— start —

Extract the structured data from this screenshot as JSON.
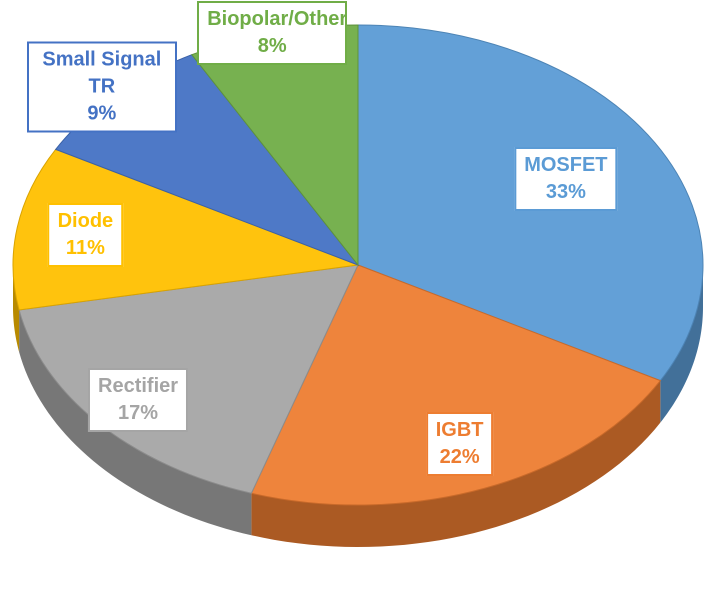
{
  "chart_data": {
    "type": "pie",
    "categories": [
      "MOSFET",
      "IGBT",
      "Rectifier",
      "Diode",
      "Small Signal TR",
      "Biopolar/Other"
    ],
    "values": [
      33,
      22,
      17,
      11,
      9,
      8
    ],
    "value_labels": [
      "33%",
      "22%",
      "17%",
      "11%",
      "9%",
      "8%"
    ],
    "colors": [
      "#5b9bd5",
      "#ed7d31",
      "#a5a5a5",
      "#ffc000",
      "#4472c4",
      "#70ad47"
    ]
  }
}
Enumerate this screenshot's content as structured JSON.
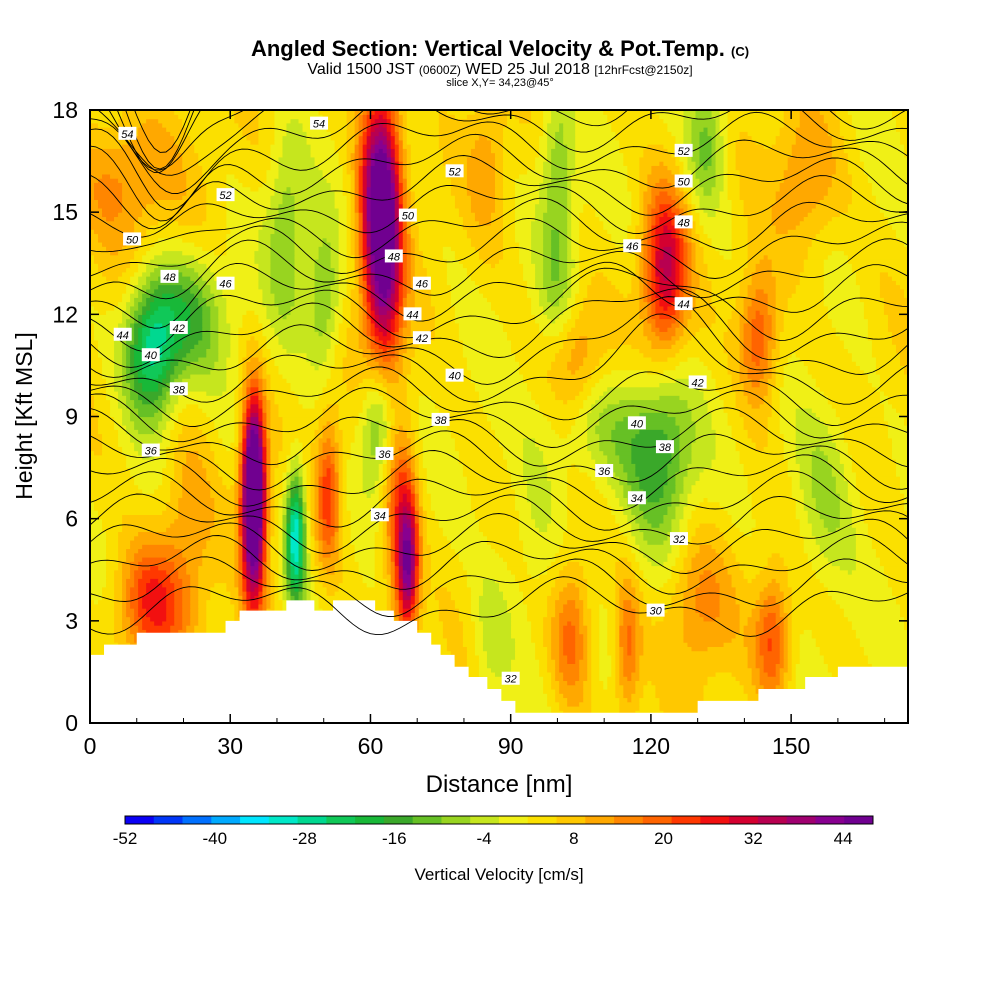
{
  "title": {
    "main": "Angled Section: Vertical Velocity & Pot.Temp.",
    "main_unit": "(C)",
    "valid_prefix": "Valid 1500 JST",
    "valid_utc": "(0600Z)",
    "valid_date": "WED 25 Jul 2018",
    "forecast": "[12hrFcst@2150z]",
    "slice": "slice X,Y= 34,23@45°"
  },
  "chart_data": {
    "type": "heatmap",
    "xlabel": "Distance [nm]",
    "ylabel": "Height [Kft MSL]",
    "xlim": [
      0,
      175
    ],
    "ylim": [
      0,
      18
    ],
    "x_ticks": [
      "0",
      "30",
      "60",
      "90",
      "120",
      "150"
    ],
    "y_ticks": [
      "0",
      "3",
      "6",
      "9",
      "12",
      "15",
      "18"
    ],
    "colorbar": {
      "label": "Vertical Velocity [cm/s]",
      "tick_labels": [
        "-52",
        "-40",
        "-28",
        "-16",
        "-4",
        "8",
        "20",
        "32",
        "44"
      ],
      "min": -52,
      "max": 48,
      "colors": [
        "#0a00f5",
        "#0036f8",
        "#0070ff",
        "#00aaff",
        "#00e6ff",
        "#00e8c8",
        "#00d890",
        "#10c858",
        "#18b838",
        "#3aa82a",
        "#66c025",
        "#98d420",
        "#c6e61e",
        "#f0f016",
        "#fbe000",
        "#ffc800",
        "#ffa800",
        "#ff8600",
        "#ff6400",
        "#ff3800",
        "#f21010",
        "#d40030",
        "#b80050",
        "#a00070",
        "#880090",
        "#700090"
      ]
    },
    "theta_contour_labels": [
      {
        "v": "54",
        "x": 8,
        "y": 17.3
      },
      {
        "v": "54",
        "x": 49,
        "y": 17.6
      },
      {
        "v": "52",
        "x": 78,
        "y": 16.2
      },
      {
        "v": "52",
        "x": 127,
        "y": 16.8
      },
      {
        "v": "52",
        "x": 29,
        "y": 15.5
      },
      {
        "v": "50",
        "x": 127,
        "y": 15.9
      },
      {
        "v": "50",
        "x": 68,
        "y": 14.9
      },
      {
        "v": "50",
        "x": 9,
        "y": 14.2
      },
      {
        "v": "48",
        "x": 127,
        "y": 14.7
      },
      {
        "v": "48",
        "x": 65,
        "y": 13.7
      },
      {
        "v": "48",
        "x": 17,
        "y": 13.1
      },
      {
        "v": "46",
        "x": 116,
        "y": 14.0
      },
      {
        "v": "46",
        "x": 29,
        "y": 12.9
      },
      {
        "v": "46",
        "x": 71,
        "y": 12.9
      },
      {
        "v": "44",
        "x": 7,
        "y": 11.4
      },
      {
        "v": "44",
        "x": 69,
        "y": 12.0
      },
      {
        "v": "44",
        "x": 127,
        "y": 12.3
      },
      {
        "v": "42",
        "x": 19,
        "y": 11.6
      },
      {
        "v": "42",
        "x": 71,
        "y": 11.3
      },
      {
        "v": "42",
        "x": 130,
        "y": 10.0
      },
      {
        "v": "40",
        "x": 13,
        "y": 10.8
      },
      {
        "v": "40",
        "x": 78,
        "y": 10.2
      },
      {
        "v": "40",
        "x": 117,
        "y": 8.8
      },
      {
        "v": "38",
        "x": 19,
        "y": 9.8
      },
      {
        "v": "38",
        "x": 75,
        "y": 8.9
      },
      {
        "v": "38",
        "x": 123,
        "y": 8.1
      },
      {
        "v": "36",
        "x": 13,
        "y": 8.0
      },
      {
        "v": "36",
        "x": 63,
        "y": 7.9
      },
      {
        "v": "36",
        "x": 110,
        "y": 7.4
      },
      {
        "v": "34",
        "x": 62,
        "y": 6.1
      },
      {
        "v": "34",
        "x": 117,
        "y": 6.6
      },
      {
        "v": "32",
        "x": 126,
        "y": 5.4
      },
      {
        "v": "32",
        "x": 90,
        "y": 1.3
      },
      {
        "v": "30",
        "x": 121,
        "y": 3.3
      }
    ],
    "vertical_velocity_features": [
      {
        "x": 62,
        "y": 15.6,
        "sx": 3,
        "sy": 2.3,
        "a": 40
      },
      {
        "x": 63,
        "y": 12.8,
        "sx": 2.8,
        "sy": 2.6,
        "a": 26
      },
      {
        "x": 35,
        "y": 7.3,
        "sx": 1.7,
        "sy": 1.7,
        "a": 46
      },
      {
        "x": 35,
        "y": 5.5,
        "sx": 1.8,
        "sy": 2.0,
        "a": 28
      },
      {
        "x": 44,
        "y": 5.5,
        "sx": 1.5,
        "sy": 1.4,
        "a": -36
      },
      {
        "x": 51,
        "y": 6.8,
        "sx": 1.8,
        "sy": 1.5,
        "a": 20
      },
      {
        "x": 68,
        "y": 4.6,
        "sx": 1.6,
        "sy": 1.4,
        "a": 34
      },
      {
        "x": 66,
        "y": 6.2,
        "sx": 2.6,
        "sy": 2.2,
        "a": 18
      },
      {
        "x": 62,
        "y": 8.8,
        "sx": 2.7,
        "sy": 1.4,
        "a": -22
      },
      {
        "x": 13,
        "y": 10.9,
        "sx": 4,
        "sy": 1.4,
        "a": -28
      },
      {
        "x": 21,
        "y": 12.0,
        "sx": 6,
        "sy": 1.3,
        "a": -16
      },
      {
        "x": 123,
        "y": 13.3,
        "sx": 3.3,
        "sy": 1.7,
        "a": 30
      },
      {
        "x": 122,
        "y": 7.8,
        "sx": 5,
        "sy": 1.8,
        "a": -18
      },
      {
        "x": 110,
        "y": 8.6,
        "sx": 8,
        "sy": 1.2,
        "a": -10
      },
      {
        "x": 143,
        "y": 11.4,
        "sx": 3,
        "sy": 1.4,
        "a": 20
      },
      {
        "x": 13,
        "y": 3.5,
        "sx": 5,
        "sy": 1.3,
        "a": 22
      },
      {
        "x": 21,
        "y": 6.0,
        "sx": 4,
        "sy": 2.0,
        "a": 10
      },
      {
        "x": 132,
        "y": 17.0,
        "sx": 3,
        "sy": 1.4,
        "a": -14
      },
      {
        "x": 42,
        "y": 14.5,
        "sx": 3,
        "sy": 2.0,
        "a": -12
      },
      {
        "x": 50,
        "y": 12.5,
        "sx": 2.5,
        "sy": 1.5,
        "a": -14
      },
      {
        "x": 86,
        "y": 2.5,
        "sx": 3,
        "sy": 1.5,
        "a": -8
      },
      {
        "x": 103,
        "y": 2.6,
        "sx": 3,
        "sy": 1.5,
        "a": 16
      },
      {
        "x": 115,
        "y": 2.2,
        "sx": 2,
        "sy": 1.5,
        "a": 16
      },
      {
        "x": 130,
        "y": 3.5,
        "sx": 5,
        "sy": 1.5,
        "a": 12
      },
      {
        "x": 146,
        "y": 2.5,
        "sx": 2.6,
        "sy": 1.3,
        "a": 18
      },
      {
        "x": 157,
        "y": 6.8,
        "sx": 5,
        "sy": 2.0,
        "a": -10
      },
      {
        "x": 100,
        "y": 12.8,
        "sx": 3,
        "sy": 1.5,
        "a": -8
      },
      {
        "x": 100,
        "y": 16.3,
        "sx": 2.5,
        "sy": 1.8,
        "a": -12
      },
      {
        "x": 95,
        "y": 5.5,
        "sx": 4,
        "sy": 2.0,
        "a": -6
      },
      {
        "x": 7,
        "y": 16.0,
        "sx": 8,
        "sy": 1.5,
        "a": 12
      },
      {
        "x": 153,
        "y": 15.8,
        "sx": 5,
        "sy": 1.5,
        "a": 12
      },
      {
        "x": 104,
        "y": 10.8,
        "sx": 4,
        "sy": 1.2,
        "a": 12
      },
      {
        "x": 85,
        "y": 16.5,
        "sx": 3,
        "sy": 1.5,
        "a": 8
      }
    ],
    "terrain_height": [
      {
        "x": 0,
        "y": 2.0
      },
      {
        "x": 3,
        "y": 2.3
      },
      {
        "x": 10,
        "y": 2.65
      },
      {
        "x": 29,
        "y": 3.0
      },
      {
        "x": 32,
        "y": 3.3
      },
      {
        "x": 42,
        "y": 3.6
      },
      {
        "x": 48,
        "y": 3.3
      },
      {
        "x": 52,
        "y": 3.6
      },
      {
        "x": 61,
        "y": 3.3
      },
      {
        "x": 65,
        "y": 3.0
      },
      {
        "x": 70,
        "y": 2.65
      },
      {
        "x": 73,
        "y": 2.3
      },
      {
        "x": 75,
        "y": 2.0
      },
      {
        "x": 78,
        "y": 1.65
      },
      {
        "x": 81,
        "y": 1.35
      },
      {
        "x": 85,
        "y": 1.0
      },
      {
        "x": 88,
        "y": 0.65
      },
      {
        "x": 91,
        "y": 0.3
      },
      {
        "x": 130,
        "y": 0.65
      },
      {
        "x": 143,
        "y": 1.0
      },
      {
        "x": 153,
        "y": 1.35
      },
      {
        "x": 160,
        "y": 1.65
      },
      {
        "x": 175,
        "y": 1.65
      }
    ]
  }
}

— end —

* **TASK GOAL**
Using the listing above, pull out all lines that hold the word "structured".

* **ANSWER IN FULL**
Extract the structured data from this screenshot as JSON.
Enumerate this screenshot's content as structured JSON.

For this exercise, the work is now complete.